▸ **SHORT TASK**: Check every line of the entries that follow, and copy the ones containing "фонда".

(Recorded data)
======
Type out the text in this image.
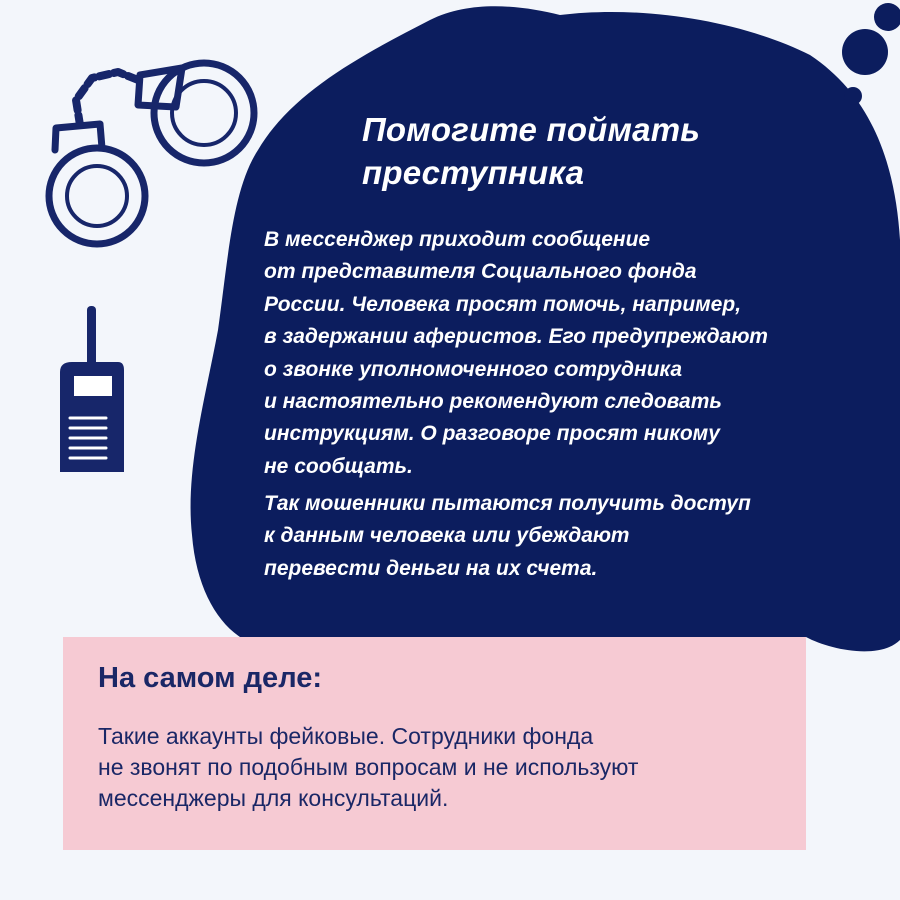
Помогите поймать
преступника

В мессенджер приходит сообщение
от представителя Социального фонда
России. Человека просят помочь, например,
в задержании аферистов. Его предупреждают
о звонке уполномоченного сотрудника
и настоятельно рекомендуют следовать
инструкциям. О разговоре просят никому
не сообщать.

Так мошенники пытаются получить доступ
к данным человека или убеждают
перевести деньги на их счета.

На самом деле:

Такие аккаунты фейковые. Сотрудники фонда
не звонят по подобным вопросам и не используют
мессенджеры для консультаций.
======
▸ **EXPECTED OUTPUT**:
от представителя Социального фонда
Такие аккаунты фейковые. Сотрудники фонда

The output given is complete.